───── SUPPLIED MATERIAL
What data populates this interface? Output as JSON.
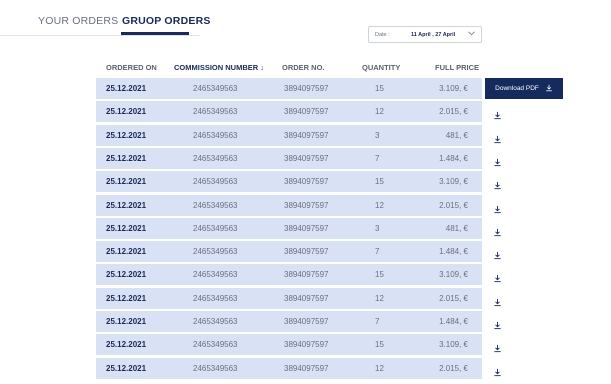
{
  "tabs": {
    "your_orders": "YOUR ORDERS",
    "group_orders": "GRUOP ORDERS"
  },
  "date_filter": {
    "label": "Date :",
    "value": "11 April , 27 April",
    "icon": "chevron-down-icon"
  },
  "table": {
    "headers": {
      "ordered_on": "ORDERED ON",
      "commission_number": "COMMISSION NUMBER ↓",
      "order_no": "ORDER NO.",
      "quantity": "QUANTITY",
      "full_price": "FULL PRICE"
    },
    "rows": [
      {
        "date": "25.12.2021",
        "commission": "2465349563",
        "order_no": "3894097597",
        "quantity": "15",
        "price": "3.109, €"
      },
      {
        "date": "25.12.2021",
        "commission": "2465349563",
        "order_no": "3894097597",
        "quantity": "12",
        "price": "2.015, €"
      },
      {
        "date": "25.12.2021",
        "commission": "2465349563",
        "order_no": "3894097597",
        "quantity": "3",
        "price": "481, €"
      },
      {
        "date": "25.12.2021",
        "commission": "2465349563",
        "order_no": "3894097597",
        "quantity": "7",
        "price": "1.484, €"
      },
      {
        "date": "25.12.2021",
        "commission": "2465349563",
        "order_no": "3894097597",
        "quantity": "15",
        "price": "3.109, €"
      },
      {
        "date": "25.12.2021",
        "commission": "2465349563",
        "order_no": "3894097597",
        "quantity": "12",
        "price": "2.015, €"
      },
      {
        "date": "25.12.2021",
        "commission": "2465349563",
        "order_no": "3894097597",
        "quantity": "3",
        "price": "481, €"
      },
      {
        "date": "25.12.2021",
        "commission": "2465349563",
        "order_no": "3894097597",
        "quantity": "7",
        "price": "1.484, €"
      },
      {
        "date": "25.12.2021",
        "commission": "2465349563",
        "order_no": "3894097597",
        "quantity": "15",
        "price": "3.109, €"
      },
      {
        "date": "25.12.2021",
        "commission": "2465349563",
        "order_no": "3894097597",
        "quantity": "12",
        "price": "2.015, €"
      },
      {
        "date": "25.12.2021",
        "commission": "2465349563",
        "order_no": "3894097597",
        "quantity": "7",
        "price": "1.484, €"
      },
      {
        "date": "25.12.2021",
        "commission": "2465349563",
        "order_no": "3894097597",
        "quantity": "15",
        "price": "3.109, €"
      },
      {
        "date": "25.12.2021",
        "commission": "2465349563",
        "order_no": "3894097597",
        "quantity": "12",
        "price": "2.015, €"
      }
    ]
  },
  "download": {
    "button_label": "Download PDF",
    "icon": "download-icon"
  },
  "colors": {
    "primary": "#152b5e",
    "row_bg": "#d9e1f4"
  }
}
──────────
───── SUPPLIED MATERIAL
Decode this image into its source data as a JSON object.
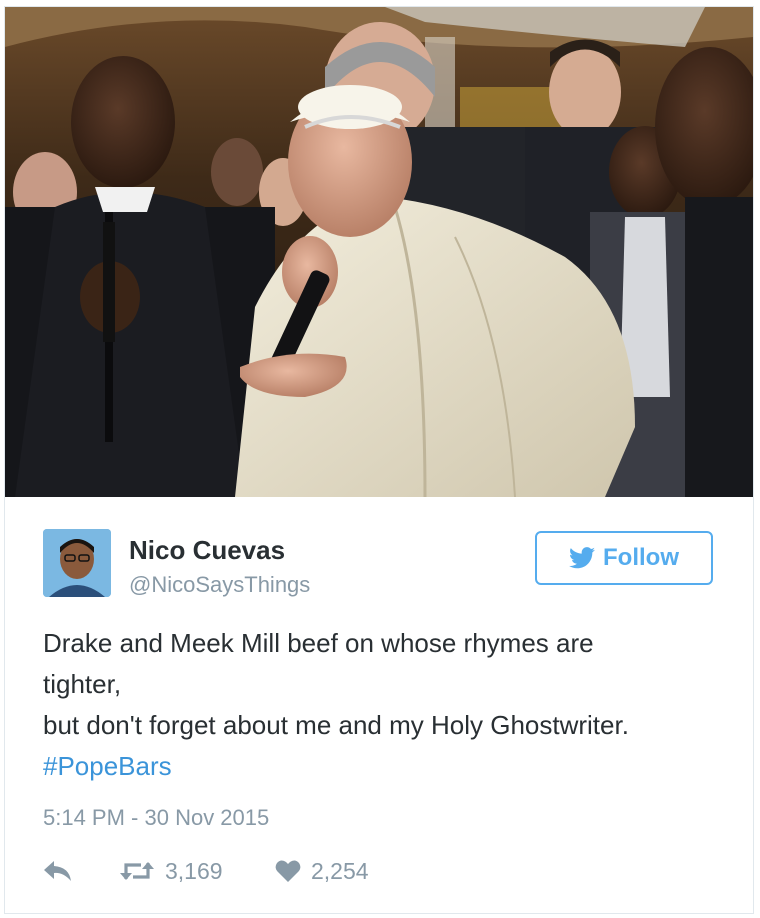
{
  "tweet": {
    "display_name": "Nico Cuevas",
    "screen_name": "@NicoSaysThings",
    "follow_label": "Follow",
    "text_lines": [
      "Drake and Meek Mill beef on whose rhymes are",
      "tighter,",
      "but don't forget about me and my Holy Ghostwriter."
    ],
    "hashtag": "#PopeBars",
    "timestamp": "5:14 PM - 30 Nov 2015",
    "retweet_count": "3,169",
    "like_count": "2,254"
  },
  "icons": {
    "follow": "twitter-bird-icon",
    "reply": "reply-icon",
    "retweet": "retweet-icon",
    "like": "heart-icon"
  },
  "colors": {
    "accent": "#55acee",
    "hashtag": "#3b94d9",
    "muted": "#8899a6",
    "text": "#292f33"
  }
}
──────────
• _WHAT IS NEEDED_: Pick out each line above that includes "this" and show it.

• _TASK OUTPUT_:
What data populates this interface? Output as JSON.
Decode this image into its source data as a JSON object.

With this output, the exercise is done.